Figure data in JSON
# # # # #

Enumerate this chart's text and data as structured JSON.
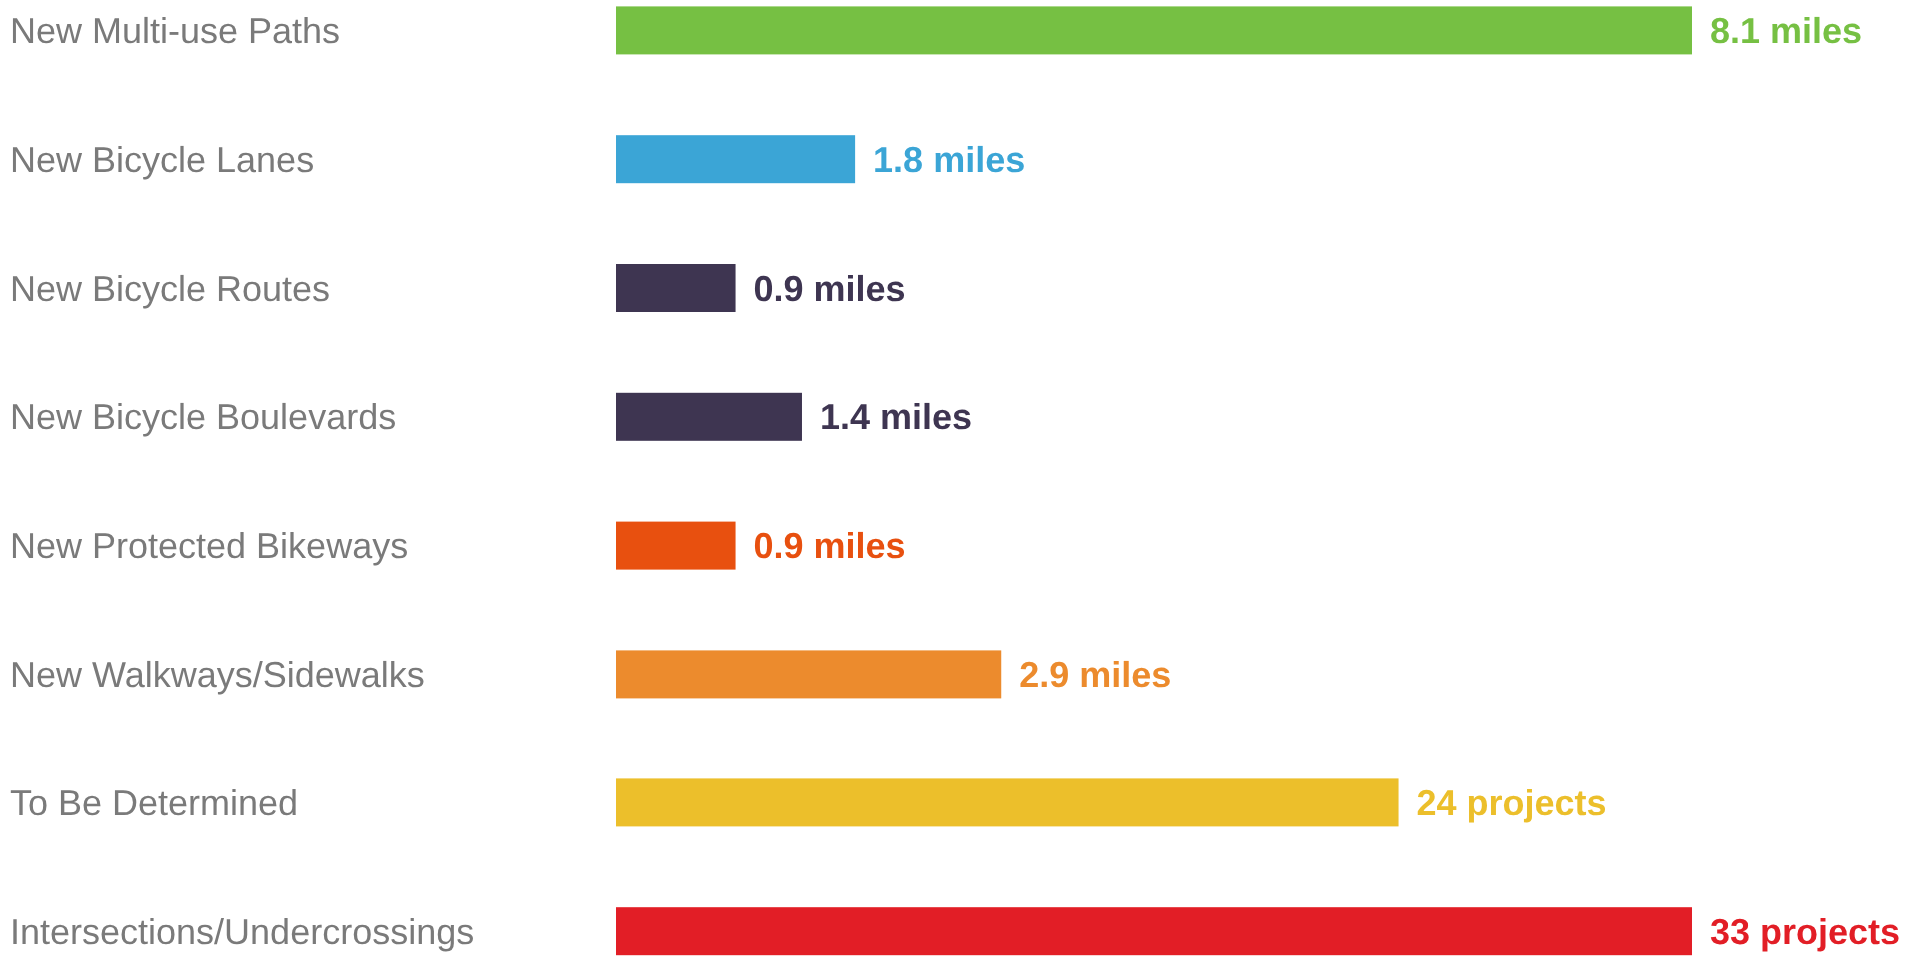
{
  "chart_data": [
    {
      "type": "bar",
      "orientation": "horizontal",
      "categories": [
        "New Multi-use Paths",
        "New Bicycle Lanes",
        "New Bicycle Routes",
        "New Bicycle Boulevards",
        "New Protected Bikeways",
        "New Walkways/Sidewalks"
      ],
      "values": [
        8.1,
        1.8,
        0.9,
        1.4,
        0.9,
        2.9
      ],
      "colors": [
        "#76c043",
        "#3ba5d6",
        "#3e3551",
        "#3e3551",
        "#e8500f",
        "#ec8b2d"
      ],
      "value_labels": [
        "8.1 miles",
        "1.8 miles",
        "0.9 miles",
        "1.4 miles",
        "0.9 miles",
        "2.9 miles"
      ]
    },
    {
      "type": "bar",
      "orientation": "horizontal",
      "categories": [
        "To Be Determined",
        "Intersections/Undercrossings"
      ],
      "values": [
        24,
        33
      ],
      "colors": [
        "#ecbf2b",
        "#e21e26"
      ],
      "value_labels": [
        "24 projects",
        "33 projects"
      ]
    }
  ]
}
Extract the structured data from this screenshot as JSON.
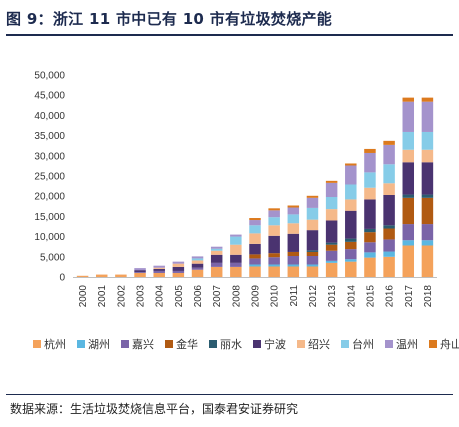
{
  "title": "图 9：浙江 11 市中已有 10 市有垃圾焚烧产能",
  "source": "数据来源：生活垃圾焚烧信息平台，国泰君安证券研究",
  "chart_data": {
    "type": "bar",
    "stacked": true,
    "categories": [
      "2000",
      "2001",
      "2002",
      "2003",
      "2004",
      "2005",
      "2006",
      "2007",
      "2008",
      "2009",
      "2010",
      "2011",
      "2012",
      "2013",
      "2014",
      "2015",
      "2016",
      "2017",
      "2018"
    ],
    "ylim": [
      0,
      50000
    ],
    "yticks": [
      0,
      5000,
      10000,
      15000,
      20000,
      25000,
      30000,
      35000,
      40000,
      45000,
      50000
    ],
    "ytick_labels": [
      "0",
      "5,000",
      "10,000",
      "15,000",
      "20,000",
      "25,000",
      "30,000",
      "35,000",
      "40,000",
      "45,000",
      "50,000"
    ],
    "grid": false,
    "legend_position": "bottom",
    "series": [
      {
        "name": "杭州",
        "color": "#F4A25B",
        "values": [
          300,
          600,
          600,
          1000,
          1000,
          1000,
          1800,
          2500,
          2500,
          2600,
          2600,
          2600,
          2600,
          3500,
          3800,
          4800,
          5000,
          7800,
          7800
        ]
      },
      {
        "name": "湖州",
        "color": "#5BB7E1",
        "values": [
          0,
          0,
          0,
          0,
          0,
          0,
          0,
          0,
          0,
          500,
          500,
          500,
          500,
          500,
          600,
          1300,
          1300,
          1300,
          1300
        ]
      },
      {
        "name": "嘉兴",
        "color": "#7A64A8",
        "values": [
          0,
          0,
          0,
          200,
          500,
          500,
          500,
          1000,
          1000,
          1500,
          1800,
          2100,
          2100,
          2500,
          2500,
          2500,
          3000,
          4000,
          4000
        ]
      },
      {
        "name": "金华",
        "color": "#B05A12",
        "values": [
          0,
          0,
          0,
          0,
          0,
          0,
          0,
          0,
          0,
          1000,
          1000,
          1000,
          1000,
          1500,
          1800,
          2500,
          2700,
          6500,
          6500
        ]
      },
      {
        "name": "丽水",
        "color": "#2B5C70",
        "values": [
          0,
          0,
          0,
          0,
          0,
          0,
          0,
          0,
          0,
          0,
          0,
          0,
          400,
          500,
          800,
          800,
          800,
          800,
          800
        ]
      },
      {
        "name": "宁波",
        "color": "#4A3370",
        "values": [
          0,
          0,
          0,
          500,
          500,
          1000,
          1000,
          2000,
          2000,
          2600,
          4300,
          4500,
          5000,
          5500,
          6900,
          7300,
          7500,
          8000,
          8000
        ]
      },
      {
        "name": "绍兴",
        "color": "#F5B98A",
        "values": [
          0,
          0,
          0,
          0,
          300,
          800,
          800,
          1000,
          2500,
          2600,
          2600,
          2600,
          2600,
          2800,
          2800,
          2900,
          2900,
          3100,
          3100
        ]
      },
      {
        "name": "台州",
        "color": "#86CCE8",
        "values": [
          0,
          0,
          0,
          0,
          0,
          0,
          500,
          500,
          2000,
          2000,
          2000,
          2200,
          2900,
          3000,
          3700,
          3800,
          4700,
          4400,
          4400
        ]
      },
      {
        "name": "温州",
        "color": "#A493CC",
        "values": [
          0,
          0,
          0,
          500,
          500,
          500,
          500,
          500,
          500,
          1300,
          1700,
          1700,
          2500,
          3500,
          4700,
          4800,
          4800,
          7500,
          7500
        ]
      },
      {
        "name": "舟山",
        "color": "#DC7A1E",
        "values": [
          0,
          0,
          0,
          0,
          0,
          0,
          0,
          0,
          0,
          500,
          500,
          500,
          500,
          500,
          500,
          1000,
          1000,
          1000,
          1000
        ]
      }
    ]
  }
}
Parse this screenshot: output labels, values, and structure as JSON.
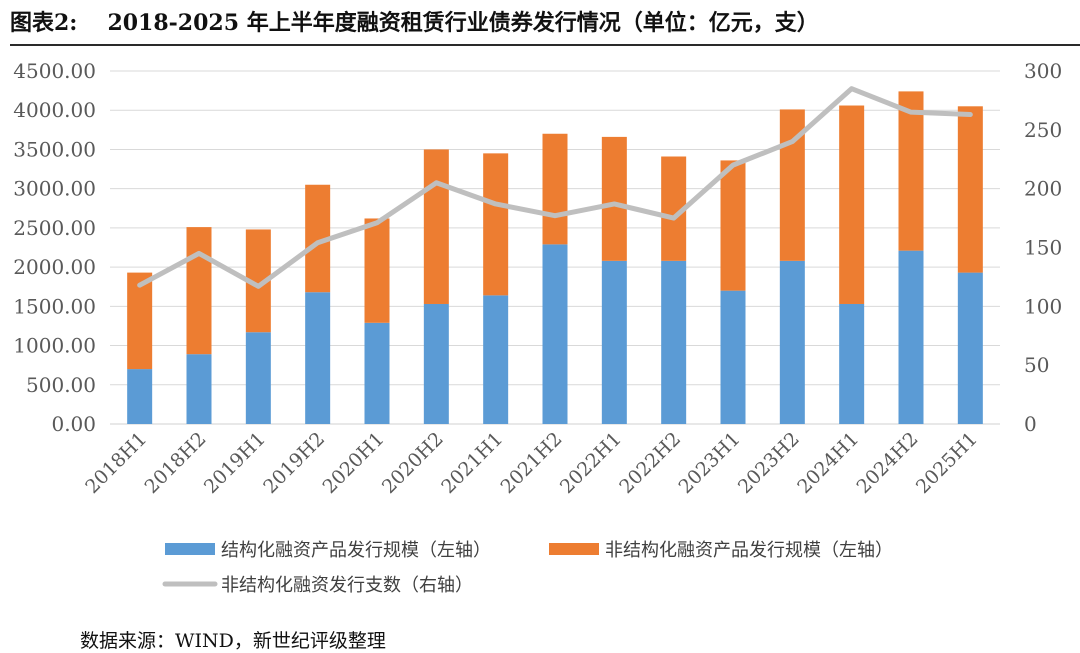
{
  "header": {
    "figure_no": "图表2:",
    "title": "2018-2025 年上半年度融资租赁行业债券发行情况（单位：亿元，支）"
  },
  "source": "数据来源：WIND，新世纪评级整理",
  "colors": {
    "structured": "#5B9BD5",
    "non_structured": "#ED7D31",
    "count_line": "#BFBFBF",
    "grid": "#D9D9D9",
    "axis_text": "#595959"
  },
  "chart_data": {
    "type": "bar",
    "stacked": true,
    "categories": [
      "2018H1",
      "2018H2",
      "2019H1",
      "2019H2",
      "2020H1",
      "2020H2",
      "2021H1",
      "2021H2",
      "2022H1",
      "2022H2",
      "2023H1",
      "2023H2",
      "2024H1",
      "2024H2",
      "2025H1"
    ],
    "series": [
      {
        "name": "结构化融资产品发行规模（左轴）",
        "axis": "left",
        "kind": "bar",
        "values": [
          700,
          890,
          1170,
          1680,
          1290,
          1530,
          1640,
          2290,
          2080,
          2080,
          1700,
          2080,
          1530,
          2210,
          1930
        ]
      },
      {
        "name": "非结构化融资产品发行规模（左轴）",
        "axis": "left",
        "kind": "bar",
        "values": [
          1230,
          1620,
          1310,
          1370,
          1330,
          1970,
          1810,
          1410,
          1580,
          1330,
          1660,
          1930,
          2530,
          2030,
          2120
        ]
      },
      {
        "name": "非结构化融资发行支数（右轴）",
        "axis": "right",
        "kind": "line",
        "values": [
          118,
          145,
          117,
          154,
          171,
          205,
          187,
          177,
          187,
          175,
          220,
          240,
          285,
          265,
          263
        ]
      }
    ],
    "left_axis": {
      "min": 0,
      "max": 4500,
      "step": 500,
      "tick_labels": [
        "0.00",
        "500.00",
        "1000.00",
        "1500.00",
        "2000.00",
        "2500.00",
        "3000.00",
        "3500.00",
        "4000.00",
        "4500.00"
      ]
    },
    "right_axis": {
      "min": 0,
      "max": 300,
      "step": 50,
      "tick_labels": [
        "0",
        "50",
        "100",
        "150",
        "200",
        "250",
        "300"
      ]
    },
    "grid": true,
    "legend_position": "bottom"
  }
}
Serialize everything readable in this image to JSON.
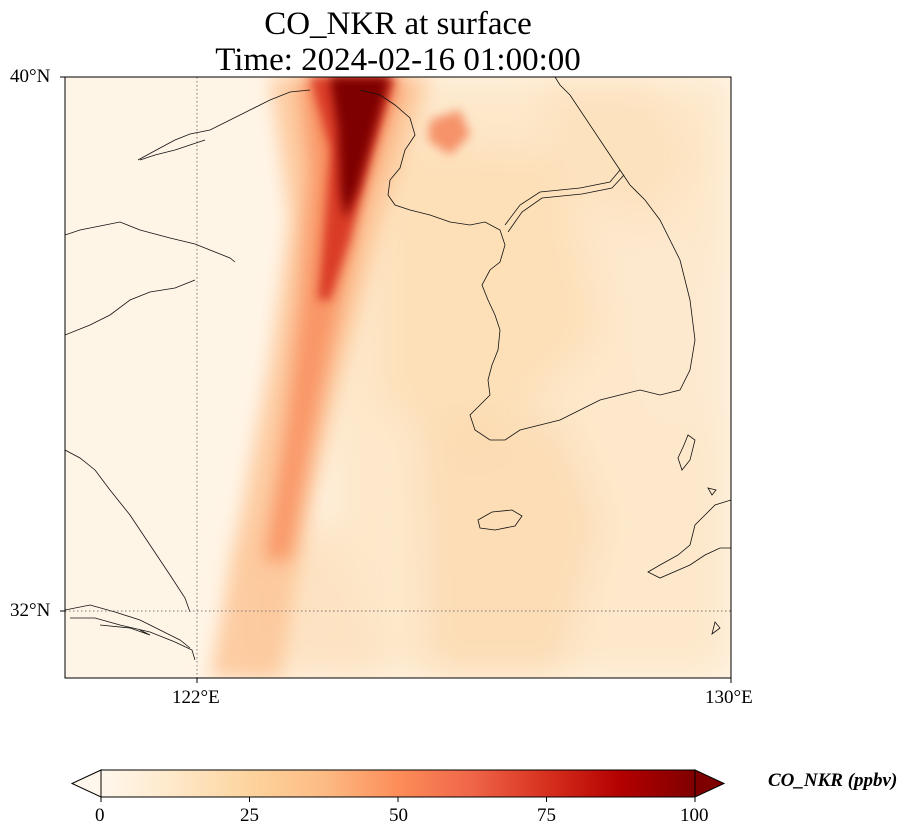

# # # # #

DIRECTIONS FOR THIS TASK: Copy out each record shown above without alteration, skipping any picture.

FINAL RESULT:
Enumerate this chart's text and data as structured JSON.
{
  "chart_data": [
    {
      "type": "bar",
      "orientation": "horizontal",
      "categories": [
        "New Multi-use Paths",
        "New Bicycle Lanes",
        "New Bicycle Routes",
        "New Bicycle Boulevards",
        "New Protected Bikeways",
        "New Walkways/Sidewalks"
      ],
      "values": [
        8.1,
        1.8,
        0.9,
        1.4,
        0.9,
        2.9
      ],
      "colors": [
        "#76c043",
        "#3ba5d6",
        "#3e3551",
        "#3e3551",
        "#e8500f",
        "#ec8b2d"
      ],
      "value_labels": [
        "8.1 miles",
        "1.8 miles",
        "0.9 miles",
        "1.4 miles",
        "0.9 miles",
        "2.9 miles"
      ]
    },
    {
      "type": "bar",
      "orientation": "horizontal",
      "categories": [
        "To Be Determined",
        "Intersections/Undercrossings"
      ],
      "values": [
        24,
        33
      ],
      "colors": [
        "#ecbf2b",
        "#e21e26"
      ],
      "value_labels": [
        "24 projects",
        "33 projects"
      ]
    }
  ]
}
Extract the structured data from this screenshot as JSON.
{
  "title": "图 9：浙江 11 市中已有 10 市有垃圾焚烧产能",
  "source": "数据来源：生活垃圾焚烧信息平台，国泰君安证券研究",
  "chart_data": {
    "type": "bar",
    "stacked": true,
    "categories": [
      "2000",
      "2001",
      "2002",
      "2003",
      "2004",
      "2005",
      "2006",
      "2007",
      "2008",
      "2009",
      "2010",
      "2011",
      "2012",
      "2013",
      "2014",
      "2015",
      "2016",
      "2017",
      "2018"
    ],
    "ylim": [
      0,
      50000
    ],
    "yticks": [
      0,
      5000,
      10000,
      15000,
      20000,
      25000,
      30000,
      35000,
      40000,
      45000,
      50000
    ],
    "ytick_labels": [
      "0",
      "5,000",
      "10,000",
      "15,000",
      "20,000",
      "25,000",
      "30,000",
      "35,000",
      "40,000",
      "45,000",
      "50,000"
    ],
    "grid": false,
    "legend_position": "bottom",
    "series": [
      {
        "name": "杭州",
        "color": "#F4A25B",
        "values": [
          300,
          600,
          600,
          1000,
          1000,
          1000,
          1800,
          2500,
          2500,
          2600,
          2600,
          2600,
          2600,
          3500,
          3800,
          4800,
          5000,
          7800,
          7800
        ]
      },
      {
        "name": "湖州",
        "color": "#5BB7E1",
        "values": [
          0,
          0,
          0,
          0,
          0,
          0,
          0,
          0,
          0,
          500,
          500,
          500,
          500,
          500,
          600,
          1300,
          1300,
          1300,
          1300
        ]
      },
      {
        "name": "嘉兴",
        "color": "#7A64A8",
        "values": [
          0,
          0,
          0,
          200,
          500,
          500,
          500,
          1000,
          1000,
          1500,
          1800,
          2100,
          2100,
          2500,
          2500,
          2500,
          3000,
          4000,
          4000
        ]
      },
      {
        "name": "金华",
        "color": "#B05A12",
        "values": [
          0,
          0,
          0,
          0,
          0,
          0,
          0,
          0,
          0,
          1000,
          1000,
          1000,
          1000,
          1500,
          1800,
          2500,
          2700,
          6500,
          6500
        ]
      },
      {
        "name": "丽水",
        "color": "#2B5C70",
        "values": [
          0,
          0,
          0,
          0,
          0,
          0,
          0,
          0,
          0,
          0,
          0,
          0,
          400,
          500,
          800,
          800,
          800,
          800,
          800
        ]
      },
      {
        "name": "宁波",
        "color": "#4A3370",
        "values": [
          0,
          0,
          0,
          500,
          500,
          1000,
          1000,
          2000,
          2000,
          2600,
          4300,
          4500,
          5000,
          5500,
          6900,
          7300,
          7500,
          8000,
          8000
        ]
      },
      {
        "name": "绍兴",
        "color": "#F5B98A",
        "values": [
          0,
          0,
          0,
          0,
          300,
          800,
          800,
          1000,
          2500,
          2600,
          2600,
          2600,
          2600,
          2800,
          2800,
          2900,
          2900,
          3100,
          3100
        ]
      },
      {
        "name": "台州",
        "color": "#86CCE8",
        "values": [
          0,
          0,
          0,
          0,
          0,
          0,
          500,
          500,
          2000,
          2000,
          2000,
          2200,
          2900,
          3000,
          3700,
          3800,
          4700,
          4400,
          4400
        ]
      },
      {
        "name": "温州",
        "color": "#A493CC",
        "values": [
          0,
          0,
          0,
          500,
          500,
          500,
          500,
          500,
          500,
          1300,
          1700,
          1700,
          2500,
          3500,
          4700,
          4800,
          4800,
          7500,
          7500
        ]
      },
      {
        "name": "舟山",
        "color": "#DC7A1E",
        "values": [
          0,
          0,
          0,
          0,
          0,
          0,
          0,
          0,
          0,
          500,
          500,
          500,
          500,
          500,
          500,
          1000,
          1000,
          1000,
          1000
        ]
      }
    ]
  }
}
Parse this screenshot: output labels, values, and structure as JSON.
{
  "header": {
    "figure_no": "图表2:",
    "title": "2018-2025 年上半年度融资租赁行业债券发行情况（单位：亿元，支）"
  },
  "source": "数据来源：WIND，新世纪评级整理",
  "colors": {
    "structured": "#5B9BD5",
    "non_structured": "#ED7D31",
    "count_line": "#BFBFBF",
    "grid": "#D9D9D9",
    "axis_text": "#595959"
  },
  "chart_data": {
    "type": "bar",
    "stacked": true,
    "categories": [
      "2018H1",
      "2018H2",
      "2019H1",
      "2019H2",
      "2020H1",
      "2020H2",
      "2021H1",
      "2021H2",
      "2022H1",
      "2022H2",
      "2023H1",
      "2023H2",
      "2024H1",
      "2024H2",
      "2025H1"
    ],
    "series": [
      {
        "name": "结构化融资产品发行规模（左轴）",
        "axis": "left",
        "kind": "bar",
        "values": [
          700,
          890,
          1170,
          1680,
          1290,
          1530,
          1640,
          2290,
          2080,
          2080,
          1700,
          2080,
          1530,
          2210,
          1930
        ]
      },
      {
        "name": "非结构化融资产品发行规模（左轴）",
        "axis": "left",
        "kind": "bar",
        "values": [
          1230,
          1620,
          1310,
          1370,
          1330,
          1970,
          1810,
          1410,
          1580,
          1330,
          1660,
          1930,
          2530,
          2030,
          2120
        ]
      },
      {
        "name": "非结构化融资发行支数（右轴）",
        "axis": "right",
        "kind": "line",
        "values": [
          118,
          145,
          117,
          154,
          171,
          205,
          187,
          177,
          187,
          175,
          220,
          240,
          285,
          265,
          263
        ]
      }
    ],
    "left_axis": {
      "min": 0,
      "max": 4500,
      "step": 500,
      "tick_labels": [
        "0.00",
        "500.00",
        "1000.00",
        "1500.00",
        "2000.00",
        "2500.00",
        "3000.00",
        "3500.00",
        "4000.00",
        "4500.00"
      ]
    },
    "right_axis": {
      "min": 0,
      "max": 300,
      "step": 50,
      "tick_labels": [
        "0",
        "50",
        "100",
        "150",
        "200",
        "250",
        "300"
      ]
    },
    "grid": true,
    "legend_position": "bottom"
  }
}
Serialize everything readable in this image to JSON.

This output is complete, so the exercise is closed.